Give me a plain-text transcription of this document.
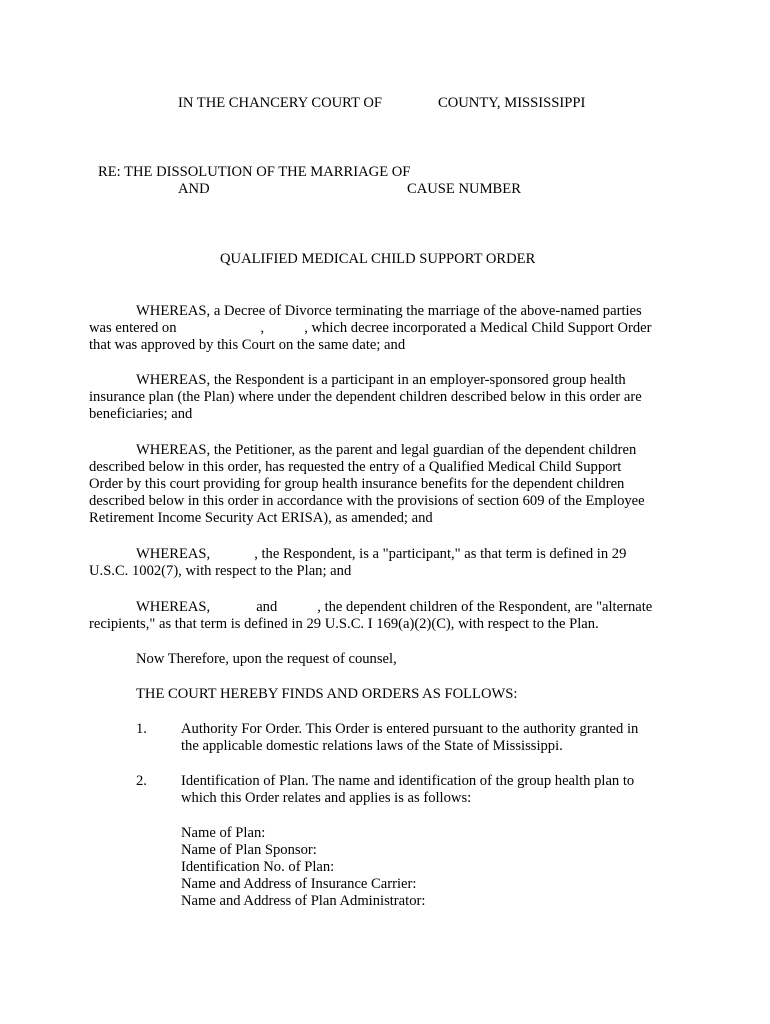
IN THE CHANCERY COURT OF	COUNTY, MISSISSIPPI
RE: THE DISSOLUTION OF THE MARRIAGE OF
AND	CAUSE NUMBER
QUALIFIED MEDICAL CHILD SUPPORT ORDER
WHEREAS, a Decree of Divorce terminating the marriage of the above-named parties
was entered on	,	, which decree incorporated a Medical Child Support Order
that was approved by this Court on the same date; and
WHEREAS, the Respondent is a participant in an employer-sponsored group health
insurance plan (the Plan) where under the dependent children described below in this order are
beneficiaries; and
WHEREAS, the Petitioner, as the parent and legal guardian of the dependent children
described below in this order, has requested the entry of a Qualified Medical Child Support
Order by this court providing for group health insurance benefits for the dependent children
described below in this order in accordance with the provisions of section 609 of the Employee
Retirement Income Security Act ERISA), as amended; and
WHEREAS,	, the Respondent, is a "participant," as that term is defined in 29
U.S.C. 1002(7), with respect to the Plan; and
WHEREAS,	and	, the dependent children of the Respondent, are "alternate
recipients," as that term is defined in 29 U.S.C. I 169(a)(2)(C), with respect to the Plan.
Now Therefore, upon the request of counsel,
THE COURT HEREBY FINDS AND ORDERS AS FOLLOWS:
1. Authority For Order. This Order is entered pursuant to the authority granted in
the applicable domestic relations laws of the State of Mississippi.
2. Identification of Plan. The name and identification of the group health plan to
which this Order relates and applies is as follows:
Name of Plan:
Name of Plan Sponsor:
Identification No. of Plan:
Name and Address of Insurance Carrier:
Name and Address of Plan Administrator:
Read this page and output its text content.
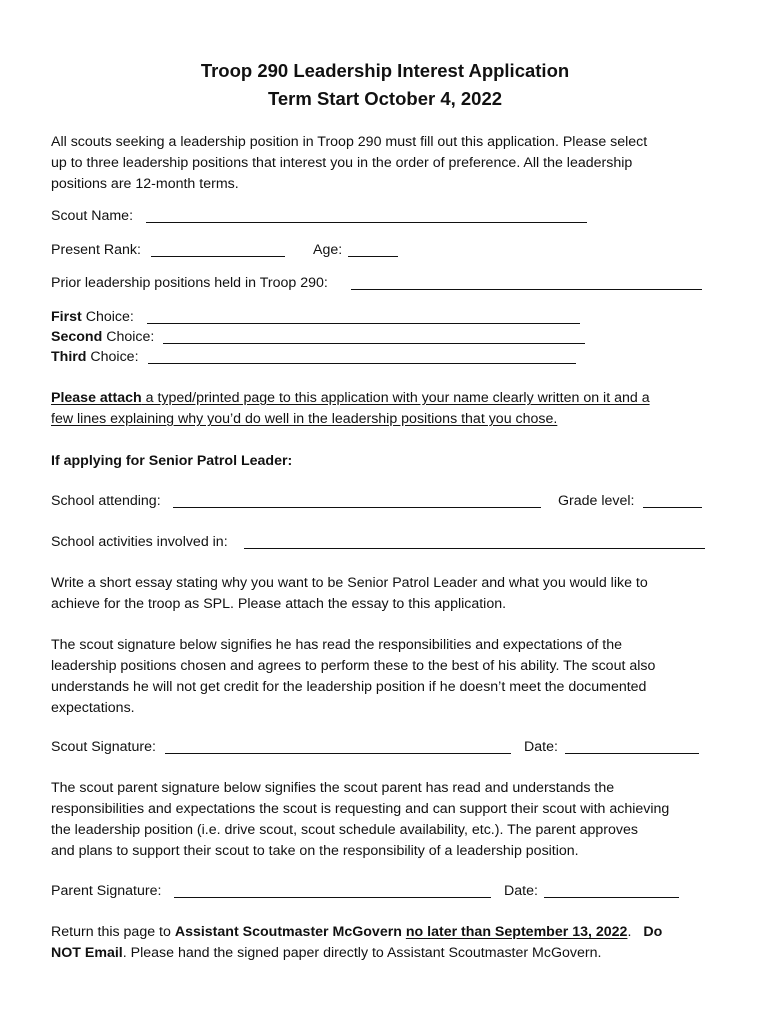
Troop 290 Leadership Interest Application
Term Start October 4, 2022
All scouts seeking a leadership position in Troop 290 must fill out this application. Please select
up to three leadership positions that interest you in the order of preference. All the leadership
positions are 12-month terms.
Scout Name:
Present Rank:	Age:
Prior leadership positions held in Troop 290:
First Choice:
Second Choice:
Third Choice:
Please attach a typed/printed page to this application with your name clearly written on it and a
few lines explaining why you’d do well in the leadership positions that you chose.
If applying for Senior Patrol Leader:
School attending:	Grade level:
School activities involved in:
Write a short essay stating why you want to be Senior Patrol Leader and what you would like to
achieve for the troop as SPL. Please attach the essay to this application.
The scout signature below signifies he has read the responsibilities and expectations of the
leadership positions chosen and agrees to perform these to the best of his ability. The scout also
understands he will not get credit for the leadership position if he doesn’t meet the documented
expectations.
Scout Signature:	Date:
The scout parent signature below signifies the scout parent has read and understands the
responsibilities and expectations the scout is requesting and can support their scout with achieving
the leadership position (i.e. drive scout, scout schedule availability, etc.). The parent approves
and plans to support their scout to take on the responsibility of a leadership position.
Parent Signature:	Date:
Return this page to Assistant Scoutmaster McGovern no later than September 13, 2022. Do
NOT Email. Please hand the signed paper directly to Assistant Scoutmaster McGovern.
════════
Task prompt: Without the pictures, retype the whole of the material above exactly.

Reply:
Give me a plain-text transcription of this document.
IN THE CHANCERY COURT OF	COUNTY, MISSISSIPPI
RE: THE DISSOLUTION OF THE MARRIAGE OF
AND	CAUSE NUMBER
QUALIFIED MEDICAL CHILD SUPPORT ORDER
WHEREAS, a Decree of Divorce terminating the marriage of the above-named parties
was entered on	,	, which decree incorporated a Medical Child Support Order
that was approved by this Court on the same date; and
WHEREAS, the Respondent is a participant in an employer-sponsored group health
insurance plan (the Plan) where under the dependent children described below in this order are
beneficiaries; and
WHEREAS, the Petitioner, as the parent and legal guardian of the dependent children
described below in this order, has requested the entry of a Qualified Medical Child Support
Order by this court providing for group health insurance benefits for the dependent children
described below in this order in accordance with the provisions of section 609 of the Employee
Retirement Income Security Act ERISA), as amended; and
WHEREAS,	, the Respondent, is a "participant," as that term is defined in 29
U.S.C. 1002(7), with respect to the Plan; and
WHEREAS,	and	, the dependent children of the Respondent, are "alternate
recipients," as that term is defined in 29 U.S.C. I 169(a)(2)(C), with respect to the Plan.
Now Therefore, upon the request of counsel,
THE COURT HEREBY FINDS AND ORDERS AS FOLLOWS:
1. Authority For Order. This Order is entered pursuant to the authority granted in
the applicable domestic relations laws of the State of Mississippi.
2. Identification of Plan. The name and identification of the group health plan to
which this Order relates and applies is as follows:
Name of Plan:
Name of Plan Sponsor:
Identification No. of Plan:
Name and Address of Insurance Carrier:
Name and Address of Plan Administrator:
Read this page and output its text content.
Troop 290 Leadership Interest Application
Term Start October 4, 2022
All scouts seeking a leadership position in Troop 290 must fill out this application. Please select
up to three leadership positions that interest you in the order of preference. All the leadership
positions are 12-month terms.
Scout Name:
Present Rank:	Age:
Prior leadership positions held in Troop 290:
First Choice:
Second Choice:
Third Choice:
Please attach a typed/printed page to this application with your name clearly written on it and a
few lines explaining why you’d do well in the leadership positions that you chose.
If applying for Senior Patrol Leader:
School attending:	Grade level:
School activities involved in:
Write a short essay stating why you want to be Senior Patrol Leader and what you would like to
achieve for the troop as SPL. Please attach the essay to this application.
The scout signature below signifies he has read the responsibilities and expectations of the
leadership positions chosen and agrees to perform these to the best of his ability. The scout also
understands he will not get credit for the leadership position if he doesn’t meet the documented
expectations.
Scout Signature:	Date:
The scout parent signature below signifies the scout parent has read and understands the
responsibilities and expectations the scout is requesting and can support their scout with achieving
the leadership position (i.e. drive scout, scout schedule availability, etc.). The parent approves
and plans to support their scout to take on the responsibility of a leadership position.
Parent Signature:	Date:
Return this page to Assistant Scoutmaster McGovern no later than September 13, 2022. Do
NOT Email. Please hand the signed paper directly to Assistant Scoutmaster McGovern.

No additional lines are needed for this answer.